──────── DATA

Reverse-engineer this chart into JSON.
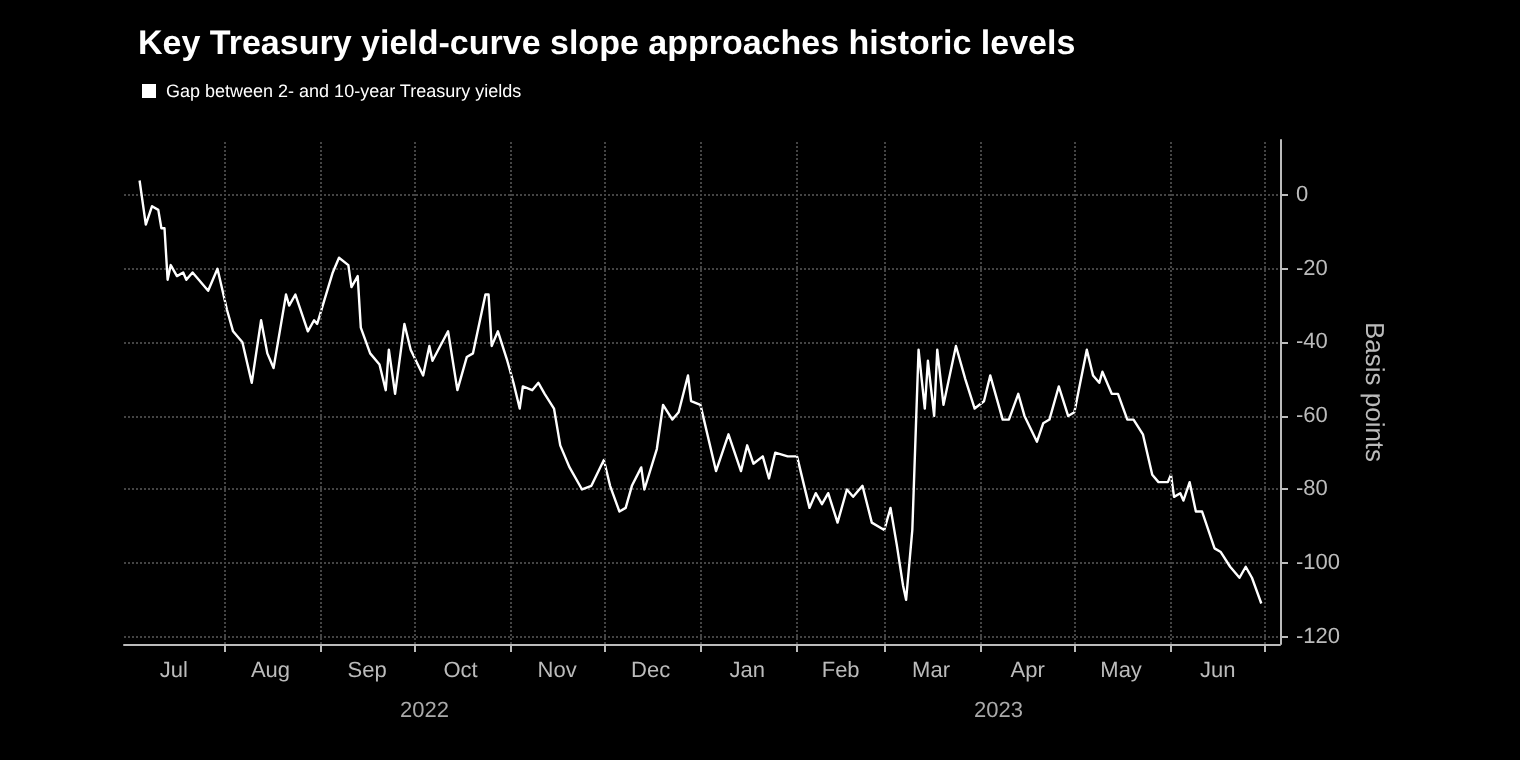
{
  "chart_data": {
    "type": "line",
    "title": "Key Treasury yield-curve slope approaches historic levels",
    "ylabel": "Basis points",
    "legend": "top left",
    "grid": true,
    "marker": "none",
    "line_style": "solid",
    "xlim": [
      "2022-06-30",
      "2023-07-06"
    ],
    "ylim": [
      -122,
      15
    ],
    "yticks": [
      0,
      -20,
      -40,
      -60,
      -80,
      -100,
      -120
    ],
    "xticks": [
      {
        "value": "2022-07-16",
        "label": "Jul"
      },
      {
        "value": "2022-08-01",
        "label": null
      },
      {
        "value": "2022-08-16",
        "label": "Aug"
      },
      {
        "value": "2022-09-01",
        "label": null
      },
      {
        "value": "2022-09-16",
        "label": "Sep"
      },
      {
        "value": "2022-10-01",
        "label": null
      },
      {
        "value": "2022-10-16",
        "label": "Oct"
      },
      {
        "value": "2022-11-01",
        "label": null
      },
      {
        "value": "2022-11-16",
        "label": "Nov"
      },
      {
        "value": "2022-12-01",
        "label": null
      },
      {
        "value": "2022-12-16",
        "label": "Dec"
      },
      {
        "value": "2023-01-01",
        "label": null
      },
      {
        "value": "2023-01-16",
        "label": "Jan"
      },
      {
        "value": "2023-02-01",
        "label": null
      },
      {
        "value": "2023-02-15",
        "label": "Feb"
      },
      {
        "value": "2023-03-01",
        "label": null
      },
      {
        "value": "2023-03-16",
        "label": "Mar"
      },
      {
        "value": "2023-04-01",
        "label": null
      },
      {
        "value": "2023-04-16",
        "label": "Apr"
      },
      {
        "value": "2023-05-01",
        "label": null
      },
      {
        "value": "2023-05-16",
        "label": "May"
      },
      {
        "value": "2023-06-01",
        "label": null
      },
      {
        "value": "2023-06-16",
        "label": "Jun"
      },
      {
        "value": "2023-07-01",
        "label": null
      }
    ],
    "annotations": [
      "2022",
      "2023"
    ],
    "series": [
      {
        "name": "Gap between 2- and 10-year Treasury yields",
        "color": "#ffffff",
        "x": [
          "2022-07-05",
          "2022-07-07",
          "2022-07-09",
          "2022-07-11",
          "2022-07-12",
          "2022-07-13",
          "2022-07-14",
          "2022-07-15",
          "2022-07-17",
          "2022-07-19",
          "2022-07-20",
          "2022-07-22",
          "2022-07-24",
          "2022-07-27",
          "2022-07-30",
          "2022-08-02",
          "2022-08-04",
          "2022-08-07",
          "2022-08-10",
          "2022-08-13",
          "2022-08-15",
          "2022-08-17",
          "2022-08-21",
          "2022-08-22",
          "2022-08-24",
          "2022-08-28",
          "2022-08-30",
          "2022-08-31",
          "2022-09-05",
          "2022-09-07",
          "2022-09-10",
          "2022-09-11",
          "2022-09-13",
          "2022-09-14",
          "2022-09-17",
          "2022-09-20",
          "2022-09-22",
          "2022-09-23",
          "2022-09-25",
          "2022-09-28",
          "2022-09-30",
          "2022-10-04",
          "2022-10-06",
          "2022-10-07",
          "2022-10-12",
          "2022-10-15",
          "2022-10-18",
          "2022-10-20",
          "2022-10-24",
          "2022-10-25",
          "2022-10-26",
          "2022-10-28",
          "2022-10-31",
          "2022-11-02",
          "2022-11-04",
          "2022-11-05",
          "2022-11-08",
          "2022-11-10",
          "2022-11-12",
          "2022-11-15",
          "2022-11-17",
          "2022-11-20",
          "2022-11-24",
          "2022-11-27",
          "2022-12-01",
          "2022-12-03",
          "2022-12-06",
          "2022-12-08",
          "2022-12-10",
          "2022-12-13",
          "2022-12-14",
          "2022-12-18",
          "2022-12-20",
          "2022-12-23",
          "2022-12-25",
          "2022-12-28",
          "2022-12-29",
          "2023-01-01",
          "2023-01-06",
          "2023-01-10",
          "2023-01-14",
          "2023-01-16",
          "2023-01-18",
          "2023-01-21",
          "2023-01-23",
          "2023-01-25",
          "2023-01-29",
          "2023-02-01",
          "2023-02-05",
          "2023-02-07",
          "2023-02-09",
          "2023-02-11",
          "2023-02-14",
          "2023-02-17",
          "2023-02-19",
          "2023-02-22",
          "2023-02-25",
          "2023-03-01",
          "2023-03-03",
          "2023-03-05",
          "2023-03-07",
          "2023-03-08",
          "2023-03-10",
          "2023-03-12",
          "2023-03-14",
          "2023-03-15",
          "2023-03-17",
          "2023-03-18",
          "2023-03-20",
          "2023-03-24",
          "2023-03-27",
          "2023-03-30",
          "2023-04-02",
          "2023-04-04",
          "2023-04-08",
          "2023-04-10",
          "2023-04-13",
          "2023-04-15",
          "2023-04-19",
          "2023-04-21",
          "2023-04-23",
          "2023-04-26",
          "2023-04-29",
          "2023-05-01",
          "2023-05-05",
          "2023-05-07",
          "2023-05-09",
          "2023-05-10",
          "2023-05-13",
          "2023-05-15",
          "2023-05-18",
          "2023-05-20",
          "2023-05-23",
          "2023-05-26",
          "2023-05-28",
          "2023-05-31",
          "2023-06-01",
          "2023-06-02",
          "2023-06-04",
          "2023-06-05",
          "2023-06-07",
          "2023-06-09",
          "2023-06-11",
          "2023-06-15",
          "2023-06-17",
          "2023-06-20",
          "2023-06-23",
          "2023-06-25",
          "2023-06-27",
          "2023-06-30"
        ],
        "values": [
          4,
          -8,
          -3,
          -4,
          -9,
          -9,
          -23,
          -19,
          -22,
          -21,
          -23,
          -21,
          -23,
          -26,
          -20,
          -31,
          -37,
          -40,
          -51,
          -34,
          -43,
          -47,
          -27,
          -30,
          -27,
          -37,
          -34,
          -35,
          -21,
          -17,
          -19,
          -25,
          -22,
          -36,
          -43,
          -46,
          -53,
          -42,
          -54,
          -35,
          -42,
          -49,
          -41,
          -45,
          -37,
          -53,
          -44,
          -43,
          -27,
          -27,
          -41,
          -37,
          -45,
          -51,
          -58,
          -52,
          -53,
          -51,
          -54,
          -58,
          -68,
          -74,
          -80,
          -79,
          -72,
          -79,
          -86,
          -85,
          -79,
          -74,
          -80,
          -69,
          -57,
          -61,
          -59,
          -49,
          -56,
          -57,
          -75,
          -65,
          -75,
          -68,
          -73,
          -71,
          -77,
          -70,
          -71,
          -71,
          -85,
          -81,
          -84,
          -81,
          -89,
          -80,
          -82,
          -79,
          -89,
          -91,
          -85,
          -95,
          -106,
          -110,
          -91,
          -42,
          -58,
          -45,
          -60,
          -42,
          -57,
          -41,
          -50,
          -58,
          -56,
          -49,
          -61,
          -61,
          -54,
          -60,
          -67,
          -62,
          -61,
          -52,
          -60,
          -59,
          -42,
          -49,
          -51,
          -48,
          -54,
          -54,
          -61,
          -61,
          -65,
          -76,
          -78,
          -78,
          -76,
          -82,
          -81,
          -83,
          -78,
          -86,
          -86,
          -96,
          -97,
          -101,
          -104,
          -101,
          -104,
          -111
        ]
      }
    ]
  }
}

────────────────

• [TASK DETAILS]
Copy each line above containing the string "Treasury".

• [EXPECTED OUTPUT]
    "title": "Key Treasury yield-curve slope approaches historic levels",
        "name": "Gap between 2- and 10-year Treasury yields",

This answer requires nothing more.